[Records about charts and figures]
════════

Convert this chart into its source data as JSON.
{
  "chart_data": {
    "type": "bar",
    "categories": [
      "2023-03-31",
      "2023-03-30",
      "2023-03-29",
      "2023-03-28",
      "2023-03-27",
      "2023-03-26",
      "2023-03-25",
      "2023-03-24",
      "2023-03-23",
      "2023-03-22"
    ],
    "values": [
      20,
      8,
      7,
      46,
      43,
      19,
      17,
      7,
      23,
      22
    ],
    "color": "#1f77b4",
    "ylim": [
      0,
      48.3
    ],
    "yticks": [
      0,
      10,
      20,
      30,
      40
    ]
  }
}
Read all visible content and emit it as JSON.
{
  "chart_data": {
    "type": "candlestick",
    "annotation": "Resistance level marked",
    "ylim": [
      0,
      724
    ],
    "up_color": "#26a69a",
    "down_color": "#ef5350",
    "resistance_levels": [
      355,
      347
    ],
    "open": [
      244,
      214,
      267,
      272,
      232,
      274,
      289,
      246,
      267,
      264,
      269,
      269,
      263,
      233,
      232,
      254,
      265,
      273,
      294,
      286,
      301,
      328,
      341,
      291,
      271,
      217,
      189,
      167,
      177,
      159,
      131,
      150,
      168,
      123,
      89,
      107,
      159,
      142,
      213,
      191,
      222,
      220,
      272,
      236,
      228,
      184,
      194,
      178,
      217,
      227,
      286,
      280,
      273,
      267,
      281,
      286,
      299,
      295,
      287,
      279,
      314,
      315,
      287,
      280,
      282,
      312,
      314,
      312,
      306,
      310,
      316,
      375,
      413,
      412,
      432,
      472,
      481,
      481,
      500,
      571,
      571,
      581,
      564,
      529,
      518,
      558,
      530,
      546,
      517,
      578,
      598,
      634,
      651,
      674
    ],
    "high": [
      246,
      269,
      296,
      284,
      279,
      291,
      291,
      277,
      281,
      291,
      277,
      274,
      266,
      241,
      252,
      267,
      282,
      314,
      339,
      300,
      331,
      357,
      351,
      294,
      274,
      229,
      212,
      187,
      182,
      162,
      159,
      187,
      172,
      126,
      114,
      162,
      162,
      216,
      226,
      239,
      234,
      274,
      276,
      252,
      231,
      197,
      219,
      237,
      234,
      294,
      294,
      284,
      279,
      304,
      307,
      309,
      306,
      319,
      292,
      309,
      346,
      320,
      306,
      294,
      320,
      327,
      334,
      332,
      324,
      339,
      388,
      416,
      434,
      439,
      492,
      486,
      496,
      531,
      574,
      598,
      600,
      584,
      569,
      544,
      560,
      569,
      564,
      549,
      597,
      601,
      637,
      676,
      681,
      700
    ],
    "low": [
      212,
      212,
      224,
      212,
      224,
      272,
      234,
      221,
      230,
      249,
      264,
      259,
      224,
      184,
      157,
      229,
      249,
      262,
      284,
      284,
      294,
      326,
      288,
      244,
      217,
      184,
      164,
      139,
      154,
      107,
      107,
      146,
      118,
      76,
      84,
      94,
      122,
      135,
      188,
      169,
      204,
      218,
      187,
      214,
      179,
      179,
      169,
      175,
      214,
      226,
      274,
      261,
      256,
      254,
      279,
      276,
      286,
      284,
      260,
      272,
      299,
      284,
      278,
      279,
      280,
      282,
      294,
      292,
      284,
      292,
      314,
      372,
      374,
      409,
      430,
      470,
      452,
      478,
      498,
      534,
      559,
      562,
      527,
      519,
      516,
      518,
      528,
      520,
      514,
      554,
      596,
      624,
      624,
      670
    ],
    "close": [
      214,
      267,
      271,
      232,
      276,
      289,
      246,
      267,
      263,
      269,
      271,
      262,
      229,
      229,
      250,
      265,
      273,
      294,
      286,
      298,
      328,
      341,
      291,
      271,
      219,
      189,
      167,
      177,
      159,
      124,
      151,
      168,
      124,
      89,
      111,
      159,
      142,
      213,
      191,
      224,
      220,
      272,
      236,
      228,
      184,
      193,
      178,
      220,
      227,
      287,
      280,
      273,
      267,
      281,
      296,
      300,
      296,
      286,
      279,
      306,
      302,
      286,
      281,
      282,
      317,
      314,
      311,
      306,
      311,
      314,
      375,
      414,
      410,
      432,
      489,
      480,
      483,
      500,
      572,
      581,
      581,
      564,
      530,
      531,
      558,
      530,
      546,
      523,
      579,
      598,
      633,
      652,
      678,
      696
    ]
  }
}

════════

What to work on: All of the data above should be transcribed exactly.

Exercise output:
Convert this chart into its source data as JSON.
{
  "chart_data": {
    "type": "bar",
    "categories": [
      "2023-03-31",
      "2023-03-30",
      "2023-03-29",
      "2023-03-28",
      "2023-03-27",
      "2023-03-26",
      "2023-03-25",
      "2023-03-24",
      "2023-03-23",
      "2023-03-22"
    ],
    "values": [
      20,
      8,
      7,
      46,
      43,
      19,
      17,
      7,
      23,
      22
    ],
    "color": "#1f77b4",
    "ylim": [
      0,
      48.3
    ],
    "yticks": [
      0,
      10,
      20,
      30,
      40
    ]
  }
}
Read all visible content and emit it as JSON.
{
  "chart_data": {
    "type": "candlestick",
    "annotation": "Resistance level marked",
    "ylim": [
      0,
      724
    ],
    "up_color": "#26a69a",
    "down_color": "#ef5350",
    "resistance_levels": [
      355,
      347
    ],
    "open": [
      244,
      214,
      267,
      272,
      232,
      274,
      289,
      246,
      267,
      264,
      269,
      269,
      263,
      233,
      232,
      254,
      265,
      273,
      294,
      286,
      301,
      328,
      341,
      291,
      271,
      217,
      189,
      167,
      177,
      159,
      131,
      150,
      168,
      123,
      89,
      107,
      159,
      142,
      213,
      191,
      222,
      220,
      272,
      236,
      228,
      184,
      194,
      178,
      217,
      227,
      286,
      280,
      273,
      267,
      281,
      286,
      299,
      295,
      287,
      279,
      314,
      315,
      287,
      280,
      282,
      312,
      314,
      312,
      306,
      310,
      316,
      375,
      413,
      412,
      432,
      472,
      481,
      481,
      500,
      571,
      571,
      581,
      564,
      529,
      518,
      558,
      530,
      546,
      517,
      578,
      598,
      634,
      651,
      674
    ],
    "high": [
      246,
      269,
      296,
      284,
      279,
      291,
      291,
      277,
      281,
      291,
      277,
      274,
      266,
      241,
      252,
      267,
      282,
      314,
      339,
      300,
      331,
      357,
      351,
      294,
      274,
      229,
      212,
      187,
      182,
      162,
      159,
      187,
      172,
      126,
      114,
      162,
      162,
      216,
      226,
      239,
      234,
      274,
      276,
      252,
      231,
      197,
      219,
      237,
      234,
      294,
      294,
      284,
      279,
      304,
      307,
      309,
      306,
      319,
      292,
      309,
      346,
      320,
      306,
      294,
      320,
      327,
      334,
      332,
      324,
      339,
      388,
      416,
      434,
      439,
      492,
      486,
      496,
      531,
      574,
      598,
      600,
      584,
      569,
      544,
      560,
      569,
      564,
      549,
      597,
      601,
      637,
      676,
      681,
      700
    ],
    "low": [
      212,
      212,
      224,
      212,
      224,
      272,
      234,
      221,
      230,
      249,
      264,
      259,
      224,
      184,
      157,
      229,
      249,
      262,
      284,
      284,
      294,
      326,
      288,
      244,
      217,
      184,
      164,
      139,
      154,
      107,
      107,
      146,
      118,
      76,
      84,
      94,
      122,
      135,
      188,
      169,
      204,
      218,
      187,
      214,
      179,
      179,
      169,
      175,
      214,
      226,
      274,
      261,
      256,
      254,
      279,
      276,
      286,
      284,
      260,
      272,
      299,
      284,
      278,
      279,
      280,
      282,
      294,
      292,
      284,
      292,
      314,
      372,
      374,
      409,
      430,
      470,
      452,
      478,
      498,
      534,
      559,
      562,
      527,
      519,
      516,
      518,
      528,
      520,
      514,
      554,
      596,
      624,
      624,
      670
    ],
    "close": [
      214,
      267,
      271,
      232,
      276,
      289,
      246,
      267,
      263,
      269,
      271,
      262,
      229,
      229,
      250,
      265,
      273,
      294,
      286,
      298,
      328,
      341,
      291,
      271,
      219,
      189,
      167,
      177,
      159,
      124,
      151,
      168,
      124,
      89,
      111,
      159,
      142,
      213,
      191,
      224,
      220,
      272,
      236,
      228,
      184,
      193,
      178,
      220,
      227,
      287,
      280,
      273,
      267,
      281,
      296,
      300,
      296,
      286,
      279,
      306,
      302,
      286,
      281,
      282,
      317,
      314,
      311,
      306,
      311,
      314,
      375,
      414,
      410,
      432,
      489,
      480,
      483,
      500,
      572,
      581,
      581,
      564,
      530,
      531,
      558,
      530,
      546,
      523,
      579,
      598,
      633,
      652,
      678,
      696
    ]
  }
}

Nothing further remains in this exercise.